- **Input**:
+++
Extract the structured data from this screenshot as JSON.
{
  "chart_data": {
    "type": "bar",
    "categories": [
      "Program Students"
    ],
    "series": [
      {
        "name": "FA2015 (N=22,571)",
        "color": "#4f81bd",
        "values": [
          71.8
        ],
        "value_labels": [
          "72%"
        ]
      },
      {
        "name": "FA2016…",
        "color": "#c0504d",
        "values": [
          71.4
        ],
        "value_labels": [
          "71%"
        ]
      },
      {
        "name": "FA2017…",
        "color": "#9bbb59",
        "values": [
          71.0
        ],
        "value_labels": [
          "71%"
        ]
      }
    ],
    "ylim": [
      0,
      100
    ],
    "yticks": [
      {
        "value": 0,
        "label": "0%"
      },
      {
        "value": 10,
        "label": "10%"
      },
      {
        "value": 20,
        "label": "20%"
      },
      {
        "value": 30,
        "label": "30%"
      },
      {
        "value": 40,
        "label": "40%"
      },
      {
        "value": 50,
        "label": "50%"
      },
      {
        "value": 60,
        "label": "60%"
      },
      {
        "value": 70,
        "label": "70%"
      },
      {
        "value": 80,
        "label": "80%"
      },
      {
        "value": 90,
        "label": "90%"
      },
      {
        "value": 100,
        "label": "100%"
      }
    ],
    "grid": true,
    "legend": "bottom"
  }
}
+++
- **Stated exercise**: Above are some records; extract every one of them exactly.

- **Task result**:
Extract the structured data from this screenshot as JSON.
{
  "chart_data": {
    "type": "bar",
    "categories": [
      "Program Students"
    ],
    "series": [
      {
        "name": "FA2015 (N=22,571)",
        "color": "#4f81bd",
        "values": [
          71.8
        ],
        "value_labels": [
          "72%"
        ]
      },
      {
        "name": "FA2016…",
        "color": "#c0504d",
        "values": [
          71.4
        ],
        "value_labels": [
          "71%"
        ]
      },
      {
        "name": "FA2017…",
        "color": "#9bbb59",
        "values": [
          71.0
        ],
        "value_labels": [
          "71%"
        ]
      }
    ],
    "ylim": [
      0,
      100
    ],
    "yticks": [
      {
        "value": 0,
        "label": "0%"
      },
      {
        "value": 10,
        "label": "10%"
      },
      {
        "value": 20,
        "label": "20%"
      },
      {
        "value": 30,
        "label": "30%"
      },
      {
        "value": 40,
        "label": "40%"
      },
      {
        "value": 50,
        "label": "50%"
      },
      {
        "value": 60,
        "label": "60%"
      },
      {
        "value": 70,
        "label": "70%"
      },
      {
        "value": 80,
        "label": "80%"
      },
      {
        "value": 90,
        "label": "90%"
      },
      {
        "value": 100,
        "label": "100%"
      }
    ],
    "grid": true,
    "legend": "bottom"
  }
}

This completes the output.